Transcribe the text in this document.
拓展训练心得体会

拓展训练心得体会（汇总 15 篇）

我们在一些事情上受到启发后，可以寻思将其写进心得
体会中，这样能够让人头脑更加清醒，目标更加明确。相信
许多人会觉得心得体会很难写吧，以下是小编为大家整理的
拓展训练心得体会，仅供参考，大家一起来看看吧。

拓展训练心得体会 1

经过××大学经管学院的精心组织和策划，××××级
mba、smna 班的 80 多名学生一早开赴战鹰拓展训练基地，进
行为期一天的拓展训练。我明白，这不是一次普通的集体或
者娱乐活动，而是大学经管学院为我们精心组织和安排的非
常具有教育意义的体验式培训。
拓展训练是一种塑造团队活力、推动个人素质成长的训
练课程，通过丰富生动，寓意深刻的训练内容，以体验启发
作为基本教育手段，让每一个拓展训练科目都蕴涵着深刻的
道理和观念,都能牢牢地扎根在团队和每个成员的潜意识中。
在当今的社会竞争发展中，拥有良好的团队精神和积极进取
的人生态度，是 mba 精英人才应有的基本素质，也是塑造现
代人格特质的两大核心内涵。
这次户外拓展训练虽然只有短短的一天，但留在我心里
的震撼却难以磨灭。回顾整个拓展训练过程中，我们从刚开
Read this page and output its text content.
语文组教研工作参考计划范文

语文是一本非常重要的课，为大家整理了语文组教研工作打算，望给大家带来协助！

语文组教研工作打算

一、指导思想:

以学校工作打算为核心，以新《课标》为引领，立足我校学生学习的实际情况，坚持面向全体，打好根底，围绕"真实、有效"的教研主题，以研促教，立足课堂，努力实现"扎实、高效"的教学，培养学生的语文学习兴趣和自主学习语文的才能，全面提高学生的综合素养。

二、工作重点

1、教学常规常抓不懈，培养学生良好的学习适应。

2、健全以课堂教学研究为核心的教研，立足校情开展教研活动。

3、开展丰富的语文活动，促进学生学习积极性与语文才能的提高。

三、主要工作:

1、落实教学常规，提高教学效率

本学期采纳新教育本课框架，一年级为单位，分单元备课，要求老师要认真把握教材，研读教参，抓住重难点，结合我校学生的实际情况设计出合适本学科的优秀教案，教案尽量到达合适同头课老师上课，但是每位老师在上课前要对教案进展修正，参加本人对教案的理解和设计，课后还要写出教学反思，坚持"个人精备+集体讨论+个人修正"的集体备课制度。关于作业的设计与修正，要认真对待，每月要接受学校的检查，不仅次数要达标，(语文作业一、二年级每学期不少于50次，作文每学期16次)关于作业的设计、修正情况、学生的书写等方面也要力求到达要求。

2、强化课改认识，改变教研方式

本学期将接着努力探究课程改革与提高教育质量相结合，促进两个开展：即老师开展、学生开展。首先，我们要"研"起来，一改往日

**Task:** Using the entries above, return each line in which the word "拓展训练心得体会" occurs.

**Final answer:**
拓展训练心得体会
拓展训练心得体会（汇总 15 篇）
拓展训练心得体会，仅供参考，大家一起来看看吧。
拓展训练心得体会 1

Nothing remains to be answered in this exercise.